* [Set problem]: Search the material below for the string "жылдары" and extract each line that has it.

* [Input material]:
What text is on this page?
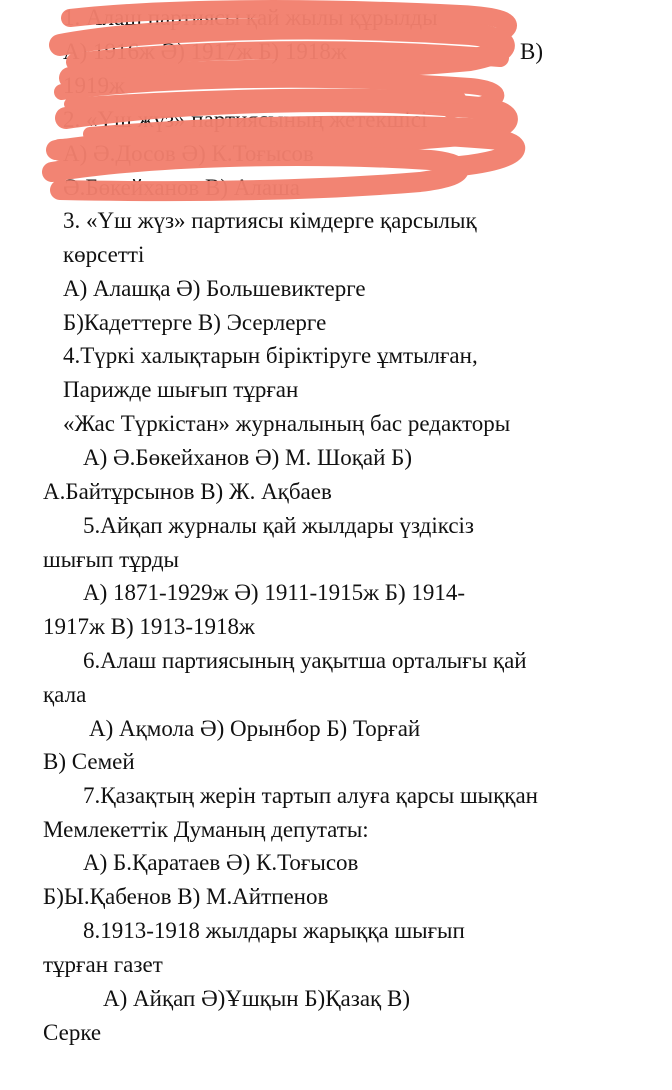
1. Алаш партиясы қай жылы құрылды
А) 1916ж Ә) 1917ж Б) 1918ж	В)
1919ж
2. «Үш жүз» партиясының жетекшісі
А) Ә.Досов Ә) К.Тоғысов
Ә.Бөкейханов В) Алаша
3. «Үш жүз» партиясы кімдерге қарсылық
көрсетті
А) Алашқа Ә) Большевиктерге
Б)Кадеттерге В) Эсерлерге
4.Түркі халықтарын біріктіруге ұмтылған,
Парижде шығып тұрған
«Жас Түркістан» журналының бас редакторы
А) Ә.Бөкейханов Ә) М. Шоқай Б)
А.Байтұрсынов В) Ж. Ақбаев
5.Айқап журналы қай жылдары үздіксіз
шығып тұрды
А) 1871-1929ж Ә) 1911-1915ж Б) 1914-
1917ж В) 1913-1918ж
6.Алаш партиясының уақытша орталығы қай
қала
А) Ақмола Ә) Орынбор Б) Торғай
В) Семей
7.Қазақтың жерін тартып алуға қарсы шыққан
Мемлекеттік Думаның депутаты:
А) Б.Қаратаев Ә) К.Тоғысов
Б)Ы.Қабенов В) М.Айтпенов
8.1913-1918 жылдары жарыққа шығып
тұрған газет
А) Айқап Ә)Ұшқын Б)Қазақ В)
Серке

* [Solution]:
5.Айқап журналы қай жылдары үздіксіз
8.1913-1918 жылдары жарыққа шығып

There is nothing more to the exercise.